** begin Data provided **
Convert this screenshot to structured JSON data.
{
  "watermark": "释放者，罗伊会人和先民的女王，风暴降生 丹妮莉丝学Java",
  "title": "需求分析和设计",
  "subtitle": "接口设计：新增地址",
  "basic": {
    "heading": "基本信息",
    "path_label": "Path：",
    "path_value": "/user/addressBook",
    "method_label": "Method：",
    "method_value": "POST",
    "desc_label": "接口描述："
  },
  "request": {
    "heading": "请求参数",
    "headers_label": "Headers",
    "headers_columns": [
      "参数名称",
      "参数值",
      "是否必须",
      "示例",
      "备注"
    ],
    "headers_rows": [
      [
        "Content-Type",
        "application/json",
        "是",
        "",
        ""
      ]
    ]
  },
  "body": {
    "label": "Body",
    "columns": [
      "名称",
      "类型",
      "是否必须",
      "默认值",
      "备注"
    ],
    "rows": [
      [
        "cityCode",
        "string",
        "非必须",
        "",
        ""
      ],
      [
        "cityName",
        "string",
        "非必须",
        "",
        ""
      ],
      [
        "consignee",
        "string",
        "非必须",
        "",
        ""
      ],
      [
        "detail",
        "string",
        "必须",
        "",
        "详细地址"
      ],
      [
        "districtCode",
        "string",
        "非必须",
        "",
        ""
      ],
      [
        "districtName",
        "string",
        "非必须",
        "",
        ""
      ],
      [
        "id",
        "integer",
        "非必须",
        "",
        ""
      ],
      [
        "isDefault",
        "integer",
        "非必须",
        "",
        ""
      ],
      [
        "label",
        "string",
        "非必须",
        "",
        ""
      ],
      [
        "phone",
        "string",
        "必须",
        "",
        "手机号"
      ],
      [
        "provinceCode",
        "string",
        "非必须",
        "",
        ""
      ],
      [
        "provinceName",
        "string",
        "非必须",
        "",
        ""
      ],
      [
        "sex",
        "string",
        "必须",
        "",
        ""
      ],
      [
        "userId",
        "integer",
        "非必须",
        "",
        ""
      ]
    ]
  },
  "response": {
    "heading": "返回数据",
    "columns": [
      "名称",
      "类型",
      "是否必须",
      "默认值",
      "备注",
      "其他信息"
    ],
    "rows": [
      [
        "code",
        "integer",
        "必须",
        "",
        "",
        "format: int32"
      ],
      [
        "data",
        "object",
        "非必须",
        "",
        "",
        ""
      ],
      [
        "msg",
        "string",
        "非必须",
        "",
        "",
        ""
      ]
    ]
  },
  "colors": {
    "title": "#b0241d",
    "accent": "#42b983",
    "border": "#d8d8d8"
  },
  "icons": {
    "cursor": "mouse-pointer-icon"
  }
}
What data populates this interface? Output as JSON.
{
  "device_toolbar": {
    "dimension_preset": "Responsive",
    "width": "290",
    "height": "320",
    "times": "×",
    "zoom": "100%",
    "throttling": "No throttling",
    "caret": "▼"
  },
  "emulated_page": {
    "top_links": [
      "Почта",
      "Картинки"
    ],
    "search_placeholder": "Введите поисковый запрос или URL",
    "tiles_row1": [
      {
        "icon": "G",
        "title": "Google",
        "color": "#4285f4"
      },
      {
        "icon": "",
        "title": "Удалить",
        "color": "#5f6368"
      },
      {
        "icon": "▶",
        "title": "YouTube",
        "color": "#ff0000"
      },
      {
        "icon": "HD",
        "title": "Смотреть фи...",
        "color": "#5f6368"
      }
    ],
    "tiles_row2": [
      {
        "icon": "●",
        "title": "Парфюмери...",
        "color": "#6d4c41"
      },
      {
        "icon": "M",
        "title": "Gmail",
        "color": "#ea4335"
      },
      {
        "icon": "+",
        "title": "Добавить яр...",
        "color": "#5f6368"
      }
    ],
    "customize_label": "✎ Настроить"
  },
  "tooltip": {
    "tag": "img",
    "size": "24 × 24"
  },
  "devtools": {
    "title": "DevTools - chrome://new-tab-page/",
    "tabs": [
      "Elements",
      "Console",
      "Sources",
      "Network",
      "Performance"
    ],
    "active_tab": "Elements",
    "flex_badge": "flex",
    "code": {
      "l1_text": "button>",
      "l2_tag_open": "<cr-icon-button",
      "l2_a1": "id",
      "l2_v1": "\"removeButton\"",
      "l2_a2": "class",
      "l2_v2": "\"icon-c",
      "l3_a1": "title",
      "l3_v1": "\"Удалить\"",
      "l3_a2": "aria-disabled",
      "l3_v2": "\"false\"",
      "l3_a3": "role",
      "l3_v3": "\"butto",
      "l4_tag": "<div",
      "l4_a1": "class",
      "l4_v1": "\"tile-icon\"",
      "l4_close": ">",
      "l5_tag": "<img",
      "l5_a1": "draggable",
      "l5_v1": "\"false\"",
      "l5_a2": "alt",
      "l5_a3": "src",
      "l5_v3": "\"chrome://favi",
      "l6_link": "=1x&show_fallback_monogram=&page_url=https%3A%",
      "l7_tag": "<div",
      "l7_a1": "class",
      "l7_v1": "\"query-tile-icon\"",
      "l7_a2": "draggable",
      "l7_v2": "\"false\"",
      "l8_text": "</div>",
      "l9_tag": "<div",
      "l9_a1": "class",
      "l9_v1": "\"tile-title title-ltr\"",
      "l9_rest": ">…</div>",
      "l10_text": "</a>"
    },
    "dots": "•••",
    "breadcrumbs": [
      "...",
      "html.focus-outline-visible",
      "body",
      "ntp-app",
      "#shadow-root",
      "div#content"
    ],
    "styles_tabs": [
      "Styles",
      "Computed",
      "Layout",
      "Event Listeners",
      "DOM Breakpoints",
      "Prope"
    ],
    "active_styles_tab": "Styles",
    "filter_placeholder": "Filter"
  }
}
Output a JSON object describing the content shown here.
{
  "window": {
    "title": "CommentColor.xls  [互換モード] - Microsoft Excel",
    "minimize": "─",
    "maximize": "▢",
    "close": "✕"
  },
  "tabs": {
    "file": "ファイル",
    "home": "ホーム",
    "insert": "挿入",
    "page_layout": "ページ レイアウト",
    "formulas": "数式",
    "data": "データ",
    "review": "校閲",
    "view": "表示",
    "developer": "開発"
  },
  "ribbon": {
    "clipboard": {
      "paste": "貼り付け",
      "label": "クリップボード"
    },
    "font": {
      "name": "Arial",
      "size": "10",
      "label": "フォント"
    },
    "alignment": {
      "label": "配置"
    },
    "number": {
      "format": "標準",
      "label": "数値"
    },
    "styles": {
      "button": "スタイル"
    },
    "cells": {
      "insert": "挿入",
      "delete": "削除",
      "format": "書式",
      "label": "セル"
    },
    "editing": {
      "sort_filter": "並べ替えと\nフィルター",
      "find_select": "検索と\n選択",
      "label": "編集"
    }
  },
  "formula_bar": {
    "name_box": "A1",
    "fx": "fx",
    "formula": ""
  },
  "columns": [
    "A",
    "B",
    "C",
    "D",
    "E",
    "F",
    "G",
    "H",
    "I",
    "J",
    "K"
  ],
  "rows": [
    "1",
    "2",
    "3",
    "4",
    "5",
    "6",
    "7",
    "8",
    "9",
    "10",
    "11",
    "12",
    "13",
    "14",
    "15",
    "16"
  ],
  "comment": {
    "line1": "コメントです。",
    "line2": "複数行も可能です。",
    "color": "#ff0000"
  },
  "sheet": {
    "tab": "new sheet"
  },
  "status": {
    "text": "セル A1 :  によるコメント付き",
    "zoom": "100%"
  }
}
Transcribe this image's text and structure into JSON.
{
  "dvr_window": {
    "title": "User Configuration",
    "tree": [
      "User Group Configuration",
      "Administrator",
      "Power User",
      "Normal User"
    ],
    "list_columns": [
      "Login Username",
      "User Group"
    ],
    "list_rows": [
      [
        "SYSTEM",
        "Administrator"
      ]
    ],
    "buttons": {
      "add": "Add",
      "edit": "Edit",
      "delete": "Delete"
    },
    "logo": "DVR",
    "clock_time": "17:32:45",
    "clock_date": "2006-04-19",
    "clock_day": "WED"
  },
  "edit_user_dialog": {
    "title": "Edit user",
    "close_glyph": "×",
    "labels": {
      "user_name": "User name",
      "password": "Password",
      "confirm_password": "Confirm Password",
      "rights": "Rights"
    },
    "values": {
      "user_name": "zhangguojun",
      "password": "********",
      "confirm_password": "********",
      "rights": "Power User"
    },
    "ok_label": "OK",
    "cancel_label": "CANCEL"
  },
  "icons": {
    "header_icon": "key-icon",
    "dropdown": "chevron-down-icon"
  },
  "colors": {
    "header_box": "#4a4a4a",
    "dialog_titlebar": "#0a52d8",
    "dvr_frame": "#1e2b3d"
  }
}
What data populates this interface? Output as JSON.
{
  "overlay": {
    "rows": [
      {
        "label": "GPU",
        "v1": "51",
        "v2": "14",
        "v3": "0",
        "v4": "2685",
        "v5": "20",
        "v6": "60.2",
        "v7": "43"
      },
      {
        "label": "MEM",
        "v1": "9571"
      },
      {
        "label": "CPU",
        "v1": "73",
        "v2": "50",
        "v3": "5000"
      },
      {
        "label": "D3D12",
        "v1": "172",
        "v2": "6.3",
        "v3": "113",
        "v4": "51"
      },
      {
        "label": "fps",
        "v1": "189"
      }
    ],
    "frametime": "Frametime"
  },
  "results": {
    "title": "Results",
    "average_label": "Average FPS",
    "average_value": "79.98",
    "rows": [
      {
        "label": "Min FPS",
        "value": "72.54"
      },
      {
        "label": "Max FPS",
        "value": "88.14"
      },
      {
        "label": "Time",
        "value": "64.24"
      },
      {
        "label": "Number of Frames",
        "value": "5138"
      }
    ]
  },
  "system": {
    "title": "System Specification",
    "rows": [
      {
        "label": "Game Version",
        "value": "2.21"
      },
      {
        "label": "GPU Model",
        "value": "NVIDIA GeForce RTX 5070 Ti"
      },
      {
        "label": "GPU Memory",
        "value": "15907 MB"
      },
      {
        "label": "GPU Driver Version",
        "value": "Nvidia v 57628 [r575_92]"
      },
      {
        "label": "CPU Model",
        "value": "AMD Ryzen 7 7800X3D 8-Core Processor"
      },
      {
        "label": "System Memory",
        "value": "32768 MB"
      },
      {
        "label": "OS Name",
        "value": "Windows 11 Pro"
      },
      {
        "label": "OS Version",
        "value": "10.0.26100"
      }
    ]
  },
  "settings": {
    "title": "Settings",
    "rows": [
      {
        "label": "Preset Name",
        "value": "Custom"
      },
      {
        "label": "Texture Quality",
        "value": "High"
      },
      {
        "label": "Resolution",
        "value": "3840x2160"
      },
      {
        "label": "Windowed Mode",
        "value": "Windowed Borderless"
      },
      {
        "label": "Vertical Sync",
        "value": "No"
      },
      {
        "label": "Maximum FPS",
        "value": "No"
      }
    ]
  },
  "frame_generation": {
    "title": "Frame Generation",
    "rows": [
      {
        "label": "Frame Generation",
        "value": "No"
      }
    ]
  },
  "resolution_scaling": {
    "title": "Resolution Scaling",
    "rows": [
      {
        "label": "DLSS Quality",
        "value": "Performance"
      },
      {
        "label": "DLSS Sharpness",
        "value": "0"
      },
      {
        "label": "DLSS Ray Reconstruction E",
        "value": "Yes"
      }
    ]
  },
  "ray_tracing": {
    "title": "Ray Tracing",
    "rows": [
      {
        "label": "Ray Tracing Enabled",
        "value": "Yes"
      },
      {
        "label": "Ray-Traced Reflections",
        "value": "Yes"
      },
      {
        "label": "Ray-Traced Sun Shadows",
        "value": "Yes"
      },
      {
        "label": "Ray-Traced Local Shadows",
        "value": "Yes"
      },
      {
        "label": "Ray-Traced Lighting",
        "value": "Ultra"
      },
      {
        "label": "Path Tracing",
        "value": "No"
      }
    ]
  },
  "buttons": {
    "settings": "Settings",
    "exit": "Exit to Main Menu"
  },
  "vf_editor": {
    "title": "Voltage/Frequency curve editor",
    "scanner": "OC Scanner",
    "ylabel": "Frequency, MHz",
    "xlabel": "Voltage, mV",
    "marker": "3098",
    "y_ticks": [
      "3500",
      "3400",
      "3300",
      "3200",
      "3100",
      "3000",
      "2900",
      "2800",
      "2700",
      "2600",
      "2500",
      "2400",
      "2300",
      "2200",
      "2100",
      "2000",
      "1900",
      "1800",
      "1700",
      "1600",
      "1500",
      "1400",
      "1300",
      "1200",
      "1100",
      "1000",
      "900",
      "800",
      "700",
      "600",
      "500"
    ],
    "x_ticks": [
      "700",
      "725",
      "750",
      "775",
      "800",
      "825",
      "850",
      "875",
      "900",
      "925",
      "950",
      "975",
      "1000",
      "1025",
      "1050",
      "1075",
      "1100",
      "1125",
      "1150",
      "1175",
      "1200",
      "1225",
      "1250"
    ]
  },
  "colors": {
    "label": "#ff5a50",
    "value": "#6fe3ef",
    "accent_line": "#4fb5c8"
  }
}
** end Data provided **
** Problem details **
Take every line above carrying "Memory" and return it.

** Task answer **
        "label": "GPU Memory",
        "label": "System Memory",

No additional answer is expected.